[MATERIALS PROVIDED start]

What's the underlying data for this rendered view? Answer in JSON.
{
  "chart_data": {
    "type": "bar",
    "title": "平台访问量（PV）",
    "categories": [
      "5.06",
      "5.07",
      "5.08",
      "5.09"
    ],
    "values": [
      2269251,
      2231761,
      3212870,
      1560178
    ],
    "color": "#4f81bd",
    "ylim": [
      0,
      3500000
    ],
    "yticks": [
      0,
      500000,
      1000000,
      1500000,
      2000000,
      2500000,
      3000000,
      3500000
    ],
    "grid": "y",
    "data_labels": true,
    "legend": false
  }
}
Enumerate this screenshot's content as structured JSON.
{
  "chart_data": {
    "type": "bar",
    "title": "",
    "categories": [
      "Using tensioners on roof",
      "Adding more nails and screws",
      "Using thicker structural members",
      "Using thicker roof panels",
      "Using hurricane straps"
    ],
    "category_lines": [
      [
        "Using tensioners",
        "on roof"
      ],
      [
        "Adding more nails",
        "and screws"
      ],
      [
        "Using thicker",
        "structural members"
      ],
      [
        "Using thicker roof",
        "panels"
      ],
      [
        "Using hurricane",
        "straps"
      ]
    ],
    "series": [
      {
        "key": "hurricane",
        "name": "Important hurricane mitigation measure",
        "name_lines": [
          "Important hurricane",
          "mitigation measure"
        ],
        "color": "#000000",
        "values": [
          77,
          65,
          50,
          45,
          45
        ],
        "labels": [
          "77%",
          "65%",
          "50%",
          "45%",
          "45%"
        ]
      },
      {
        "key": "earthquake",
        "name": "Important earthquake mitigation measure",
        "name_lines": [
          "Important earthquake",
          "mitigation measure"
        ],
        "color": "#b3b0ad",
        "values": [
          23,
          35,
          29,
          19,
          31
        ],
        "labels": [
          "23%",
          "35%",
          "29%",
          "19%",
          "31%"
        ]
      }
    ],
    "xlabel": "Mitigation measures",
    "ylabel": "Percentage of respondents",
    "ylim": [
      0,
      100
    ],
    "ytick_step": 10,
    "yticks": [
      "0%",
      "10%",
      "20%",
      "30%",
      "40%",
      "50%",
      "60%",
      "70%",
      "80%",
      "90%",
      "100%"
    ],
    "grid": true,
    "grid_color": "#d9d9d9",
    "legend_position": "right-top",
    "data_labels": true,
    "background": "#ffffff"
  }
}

[MATERIALS PROVIDED end]

— TO BE DONE —
Write out every line of the records exactly.

— CORRECT OUTPUT —
What's the underlying data for this rendered view? Answer in JSON.
{
  "chart_data": {
    "type": "bar",
    "title": "平台访问量（PV）",
    "categories": [
      "5.06",
      "5.07",
      "5.08",
      "5.09"
    ],
    "values": [
      2269251,
      2231761,
      3212870,
      1560178
    ],
    "color": "#4f81bd",
    "ylim": [
      0,
      3500000
    ],
    "yticks": [
      0,
      500000,
      1000000,
      1500000,
      2000000,
      2500000,
      3000000,
      3500000
    ],
    "grid": "y",
    "data_labels": true,
    "legend": false
  }
}
Enumerate this screenshot's content as structured JSON.
{
  "chart_data": {
    "type": "bar",
    "title": "",
    "categories": [
      "Using tensioners on roof",
      "Adding more nails and screws",
      "Using thicker structural members",
      "Using thicker roof panels",
      "Using hurricane straps"
    ],
    "category_lines": [
      [
        "Using tensioners",
        "on roof"
      ],
      [
        "Adding more nails",
        "and screws"
      ],
      [
        "Using thicker",
        "structural members"
      ],
      [
        "Using thicker roof",
        "panels"
      ],
      [
        "Using hurricane",
        "straps"
      ]
    ],
    "series": [
      {
        "key": "hurricane",
        "name": "Important hurricane mitigation measure",
        "name_lines": [
          "Important hurricane",
          "mitigation measure"
        ],
        "color": "#000000",
        "values": [
          77,
          65,
          50,
          45,
          45
        ],
        "labels": [
          "77%",
          "65%",
          "50%",
          "45%",
          "45%"
        ]
      },
      {
        "key": "earthquake",
        "name": "Important earthquake mitigation measure",
        "name_lines": [
          "Important earthquake",
          "mitigation measure"
        ],
        "color": "#b3b0ad",
        "values": [
          23,
          35,
          29,
          19,
          31
        ],
        "labels": [
          "23%",
          "35%",
          "29%",
          "19%",
          "31%"
        ]
      }
    ],
    "xlabel": "Mitigation measures",
    "ylabel": "Percentage of respondents",
    "ylim": [
      0,
      100
    ],
    "ytick_step": 10,
    "yticks": [
      "0%",
      "10%",
      "20%",
      "30%",
      "40%",
      "50%",
      "60%",
      "70%",
      "80%",
      "90%",
      "100%"
    ],
    "grid": true,
    "grid_color": "#d9d9d9",
    "legend_position": "right-top",
    "data_labels": true,
    "background": "#ffffff"
  }
}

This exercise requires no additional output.